** begin **

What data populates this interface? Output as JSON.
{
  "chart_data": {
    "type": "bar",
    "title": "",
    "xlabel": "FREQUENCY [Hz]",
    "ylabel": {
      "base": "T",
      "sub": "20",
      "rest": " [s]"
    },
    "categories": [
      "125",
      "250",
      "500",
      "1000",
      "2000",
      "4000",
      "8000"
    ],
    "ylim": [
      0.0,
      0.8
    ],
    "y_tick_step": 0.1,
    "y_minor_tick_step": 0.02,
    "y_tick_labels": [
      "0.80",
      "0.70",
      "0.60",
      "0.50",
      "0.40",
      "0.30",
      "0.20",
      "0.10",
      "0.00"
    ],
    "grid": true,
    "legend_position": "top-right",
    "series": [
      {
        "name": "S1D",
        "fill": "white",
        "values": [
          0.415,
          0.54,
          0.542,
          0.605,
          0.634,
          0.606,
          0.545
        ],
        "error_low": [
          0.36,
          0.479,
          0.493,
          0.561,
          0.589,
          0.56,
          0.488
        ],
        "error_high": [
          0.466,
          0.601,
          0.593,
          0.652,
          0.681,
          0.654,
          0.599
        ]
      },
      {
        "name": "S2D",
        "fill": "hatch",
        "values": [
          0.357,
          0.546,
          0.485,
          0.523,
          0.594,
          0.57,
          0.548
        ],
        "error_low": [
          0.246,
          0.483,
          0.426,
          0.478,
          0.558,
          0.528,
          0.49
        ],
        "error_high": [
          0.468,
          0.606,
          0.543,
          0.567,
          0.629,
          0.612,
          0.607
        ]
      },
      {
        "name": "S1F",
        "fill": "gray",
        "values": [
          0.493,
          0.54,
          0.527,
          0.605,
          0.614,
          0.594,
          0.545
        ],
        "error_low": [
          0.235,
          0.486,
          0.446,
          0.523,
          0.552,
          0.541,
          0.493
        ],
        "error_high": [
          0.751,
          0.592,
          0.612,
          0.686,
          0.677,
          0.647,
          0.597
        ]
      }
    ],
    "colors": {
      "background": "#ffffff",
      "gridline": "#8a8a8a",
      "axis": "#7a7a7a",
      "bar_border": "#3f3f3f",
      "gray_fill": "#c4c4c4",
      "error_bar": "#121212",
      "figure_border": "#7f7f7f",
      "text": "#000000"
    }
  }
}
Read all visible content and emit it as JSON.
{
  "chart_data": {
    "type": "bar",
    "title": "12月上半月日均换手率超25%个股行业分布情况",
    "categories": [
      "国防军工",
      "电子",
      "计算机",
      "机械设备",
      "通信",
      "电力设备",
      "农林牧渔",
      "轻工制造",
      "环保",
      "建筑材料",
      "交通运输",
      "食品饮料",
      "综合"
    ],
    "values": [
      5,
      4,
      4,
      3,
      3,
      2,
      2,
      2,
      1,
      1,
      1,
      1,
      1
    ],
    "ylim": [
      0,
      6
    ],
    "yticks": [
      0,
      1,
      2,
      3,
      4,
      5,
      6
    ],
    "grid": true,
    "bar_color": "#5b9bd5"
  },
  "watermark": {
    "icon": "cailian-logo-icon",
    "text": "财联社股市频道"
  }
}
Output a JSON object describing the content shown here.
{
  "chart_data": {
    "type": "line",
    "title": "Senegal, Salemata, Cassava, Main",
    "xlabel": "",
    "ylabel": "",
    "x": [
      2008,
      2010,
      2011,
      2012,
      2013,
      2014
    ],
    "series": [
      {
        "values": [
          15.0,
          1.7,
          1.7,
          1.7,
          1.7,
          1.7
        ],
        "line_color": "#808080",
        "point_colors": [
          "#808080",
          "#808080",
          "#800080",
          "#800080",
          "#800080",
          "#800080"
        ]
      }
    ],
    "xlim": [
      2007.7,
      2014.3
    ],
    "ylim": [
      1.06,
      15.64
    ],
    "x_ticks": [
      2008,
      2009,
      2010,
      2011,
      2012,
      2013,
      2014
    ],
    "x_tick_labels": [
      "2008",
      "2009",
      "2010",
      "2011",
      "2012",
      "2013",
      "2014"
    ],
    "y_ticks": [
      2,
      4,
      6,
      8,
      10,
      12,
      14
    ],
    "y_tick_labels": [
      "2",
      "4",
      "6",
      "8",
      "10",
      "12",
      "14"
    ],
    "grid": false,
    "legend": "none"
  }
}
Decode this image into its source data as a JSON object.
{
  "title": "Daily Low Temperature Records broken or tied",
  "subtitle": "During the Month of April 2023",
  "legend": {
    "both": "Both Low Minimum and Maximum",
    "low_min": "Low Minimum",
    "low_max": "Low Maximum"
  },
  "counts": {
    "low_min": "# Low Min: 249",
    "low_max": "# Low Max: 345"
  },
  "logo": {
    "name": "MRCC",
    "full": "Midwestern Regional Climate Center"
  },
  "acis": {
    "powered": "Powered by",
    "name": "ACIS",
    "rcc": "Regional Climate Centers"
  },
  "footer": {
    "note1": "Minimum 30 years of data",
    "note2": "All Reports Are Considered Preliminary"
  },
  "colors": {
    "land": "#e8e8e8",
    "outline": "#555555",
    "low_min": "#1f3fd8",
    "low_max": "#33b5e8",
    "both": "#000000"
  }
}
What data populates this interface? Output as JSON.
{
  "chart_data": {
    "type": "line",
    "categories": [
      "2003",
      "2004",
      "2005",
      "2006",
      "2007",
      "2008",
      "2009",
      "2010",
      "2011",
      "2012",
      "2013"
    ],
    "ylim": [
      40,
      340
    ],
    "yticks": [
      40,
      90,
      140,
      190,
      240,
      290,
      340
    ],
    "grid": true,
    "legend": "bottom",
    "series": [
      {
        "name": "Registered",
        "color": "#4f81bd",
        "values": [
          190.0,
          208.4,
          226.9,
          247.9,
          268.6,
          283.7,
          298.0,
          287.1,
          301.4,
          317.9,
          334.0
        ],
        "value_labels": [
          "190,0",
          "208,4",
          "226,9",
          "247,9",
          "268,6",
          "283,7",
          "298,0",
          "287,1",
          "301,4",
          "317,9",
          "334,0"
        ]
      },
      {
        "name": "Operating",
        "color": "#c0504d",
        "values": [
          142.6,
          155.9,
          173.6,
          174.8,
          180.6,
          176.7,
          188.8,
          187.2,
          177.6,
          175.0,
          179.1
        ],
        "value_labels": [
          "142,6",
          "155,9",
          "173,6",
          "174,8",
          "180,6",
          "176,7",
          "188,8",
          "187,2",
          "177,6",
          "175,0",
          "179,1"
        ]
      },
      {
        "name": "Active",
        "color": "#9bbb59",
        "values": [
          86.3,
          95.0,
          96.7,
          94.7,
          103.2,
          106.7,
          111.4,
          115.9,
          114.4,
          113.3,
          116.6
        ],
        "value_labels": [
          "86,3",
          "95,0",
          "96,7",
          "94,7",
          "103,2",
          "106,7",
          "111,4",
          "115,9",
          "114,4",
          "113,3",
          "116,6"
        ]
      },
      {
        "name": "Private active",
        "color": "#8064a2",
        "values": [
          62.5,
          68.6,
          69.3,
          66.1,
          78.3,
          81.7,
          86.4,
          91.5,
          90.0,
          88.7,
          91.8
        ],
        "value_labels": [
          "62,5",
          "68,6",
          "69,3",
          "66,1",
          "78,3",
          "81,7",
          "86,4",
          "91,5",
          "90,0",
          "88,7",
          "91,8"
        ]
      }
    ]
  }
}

** end **

▸ What the task requires:
Extract the whole listing, character for character.

▸ Reply to the task:
What data populates this interface? Output as JSON.
{
  "chart_data": {
    "type": "bar",
    "title": "",
    "xlabel": "FREQUENCY [Hz]",
    "ylabel": {
      "base": "T",
      "sub": "20",
      "rest": " [s]"
    },
    "categories": [
      "125",
      "250",
      "500",
      "1000",
      "2000",
      "4000",
      "8000"
    ],
    "ylim": [
      0.0,
      0.8
    ],
    "y_tick_step": 0.1,
    "y_minor_tick_step": 0.02,
    "y_tick_labels": [
      "0.80",
      "0.70",
      "0.60",
      "0.50",
      "0.40",
      "0.30",
      "0.20",
      "0.10",
      "0.00"
    ],
    "grid": true,
    "legend_position": "top-right",
    "series": [
      {
        "name": "S1D",
        "fill": "white",
        "values": [
          0.415,
          0.54,
          0.542,
          0.605,
          0.634,
          0.606,
          0.545
        ],
        "error_low": [
          0.36,
          0.479,
          0.493,
          0.561,
          0.589,
          0.56,
          0.488
        ],
        "error_high": [
          0.466,
          0.601,
          0.593,
          0.652,
          0.681,
          0.654,
          0.599
        ]
      },
      {
        "name": "S2D",
        "fill": "hatch",
        "values": [
          0.357,
          0.546,
          0.485,
          0.523,
          0.594,
          0.57,
          0.548
        ],
        "error_low": [
          0.246,
          0.483,
          0.426,
          0.478,
          0.558,
          0.528,
          0.49
        ],
        "error_high": [
          0.468,
          0.606,
          0.543,
          0.567,
          0.629,
          0.612,
          0.607
        ]
      },
      {
        "name": "S1F",
        "fill": "gray",
        "values": [
          0.493,
          0.54,
          0.527,
          0.605,
          0.614,
          0.594,
          0.545
        ],
        "error_low": [
          0.235,
          0.486,
          0.446,
          0.523,
          0.552,
          0.541,
          0.493
        ],
        "error_high": [
          0.751,
          0.592,
          0.612,
          0.686,
          0.677,
          0.647,
          0.597
        ]
      }
    ],
    "colors": {
      "background": "#ffffff",
      "gridline": "#8a8a8a",
      "axis": "#7a7a7a",
      "bar_border": "#3f3f3f",
      "gray_fill": "#c4c4c4",
      "error_bar": "#121212",
      "figure_border": "#7f7f7f",
      "text": "#000000"
    }
  }
}
Read all visible content and emit it as JSON.
{
  "chart_data": {
    "type": "bar",
    "title": "12月上半月日均换手率超25%个股行业分布情况",
    "categories": [
      "国防军工",
      "电子",
      "计算机",
      "机械设备",
      "通信",
      "电力设备",
      "农林牧渔",
      "轻工制造",
      "环保",
      "建筑材料",
      "交通运输",
      "食品饮料",
      "综合"
    ],
    "values": [
      5,
      4,
      4,
      3,
      3,
      2,
      2,
      2,
      1,
      1,
      1,
      1,
      1
    ],
    "ylim": [
      0,
      6
    ],
    "yticks": [
      0,
      1,
      2,
      3,
      4,
      5,
      6
    ],
    "grid": true,
    "bar_color": "#5b9bd5"
  },
  "watermark": {
    "icon": "cailian-logo-icon",
    "text": "财联社股市频道"
  }
}
Output a JSON object describing the content shown here.
{
  "chart_data": {
    "type": "line",
    "title": "Senegal, Salemata, Cassava, Main",
    "xlabel": "",
    "ylabel": "",
    "x": [
      2008,
      2010,
      2011,
      2012,
      2013,
      2014
    ],
    "series": [
      {
        "values": [
          15.0,
          1.7,
          1.7,
          1.7,
          1.7,
          1.7
        ],
        "line_color": "#808080",
        "point_colors": [
          "#808080",
          "#808080",
          "#800080",
          "#800080",
          "#800080",
          "#800080"
        ]
      }
    ],
    "xlim": [
      2007.7,
      2014.3
    ],
    "ylim": [
      1.06,
      15.64
    ],
    "x_ticks": [
      2008,
      2009,
      2010,
      2011,
      2012,
      2013,
      2014
    ],
    "x_tick_labels": [
      "2008",
      "2009",
      "2010",
      "2011",
      "2012",
      "2013",
      "2014"
    ],
    "y_ticks": [
      2,
      4,
      6,
      8,
      10,
      12,
      14
    ],
    "y_tick_labels": [
      "2",
      "4",
      "6",
      "8",
      "10",
      "12",
      "14"
    ],
    "grid": false,
    "legend": "none"
  }
}
Decode this image into its source data as a JSON object.
{
  "title": "Daily Low Temperature Records broken or tied",
  "subtitle": "During the Month of April 2023",
  "legend": {
    "both": "Both Low Minimum and Maximum",
    "low_min": "Low Minimum",
    "low_max": "Low Maximum"
  },
  "counts": {
    "low_min": "# Low Min: 249",
    "low_max": "# Low Max: 345"
  },
  "logo": {
    "name": "MRCC",
    "full": "Midwestern Regional Climate Center"
  },
  "acis": {
    "powered": "Powered by",
    "name": "ACIS",
    "rcc": "Regional Climate Centers"
  },
  "footer": {
    "note1": "Minimum 30 years of data",
    "note2": "All Reports Are Considered Preliminary"
  },
  "colors": {
    "land": "#e8e8e8",
    "outline": "#555555",
    "low_min": "#1f3fd8",
    "low_max": "#33b5e8",
    "both": "#000000"
  }
}
What data populates this interface? Output as JSON.
{
  "chart_data": {
    "type": "line",
    "categories": [
      "2003",
      "2004",
      "2005",
      "2006",
      "2007",
      "2008",
      "2009",
      "2010",
      "2011",
      "2012",
      "2013"
    ],
    "ylim": [
      40,
      340
    ],
    "yticks": [
      40,
      90,
      140,
      190,
      240,
      290,
      340
    ],
    "grid": true,
    "legend": "bottom",
    "series": [
      {
        "name": "Registered",
        "color": "#4f81bd",
        "values": [
          190.0,
          208.4,
          226.9,
          247.9,
          268.6,
          283.7,
          298.0,
          287.1,
          301.4,
          317.9,
          334.0
        ],
        "value_labels": [
          "190,0",
          "208,4",
          "226,9",
          "247,9",
          "268,6",
          "283,7",
          "298,0",
          "287,1",
          "301,4",
          "317,9",
          "334,0"
        ]
      },
      {
        "name": "Operating",
        "color": "#c0504d",
        "values": [
          142.6,
          155.9,
          173.6,
          174.8,
          180.6,
          176.7,
          188.8,
          187.2,
          177.6,
          175.0,
          179.1
        ],
        "value_labels": [
          "142,6",
          "155,9",
          "173,6",
          "174,8",
          "180,6",
          "176,7",
          "188,8",
          "187,2",
          "177,6",
          "175,0",
          "179,1"
        ]
      },
      {
        "name": "Active",
        "color": "#9bbb59",
        "values": [
          86.3,
          95.0,
          96.7,
          94.7,
          103.2,
          106.7,
          111.4,
          115.9,
          114.4,
          113.3,
          116.6
        ],
        "value_labels": [
          "86,3",
          "95,0",
          "96,7",
          "94,7",
          "103,2",
          "106,7",
          "111,4",
          "115,9",
          "114,4",
          "113,3",
          "116,6"
        ]
      },
      {
        "name": "Private active",
        "color": "#8064a2",
        "values": [
          62.5,
          68.6,
          69.3,
          66.1,
          78.3,
          81.7,
          86.4,
          91.5,
          90.0,
          88.7,
          91.8
        ],
        "value_labels": [
          "62,5",
          "68,6",
          "69,3",
          "66,1",
          "78,3",
          "81,7",
          "86,4",
          "91,5",
          "90,0",
          "88,7",
          "91,8"
        ]
      }
    ]
  }
}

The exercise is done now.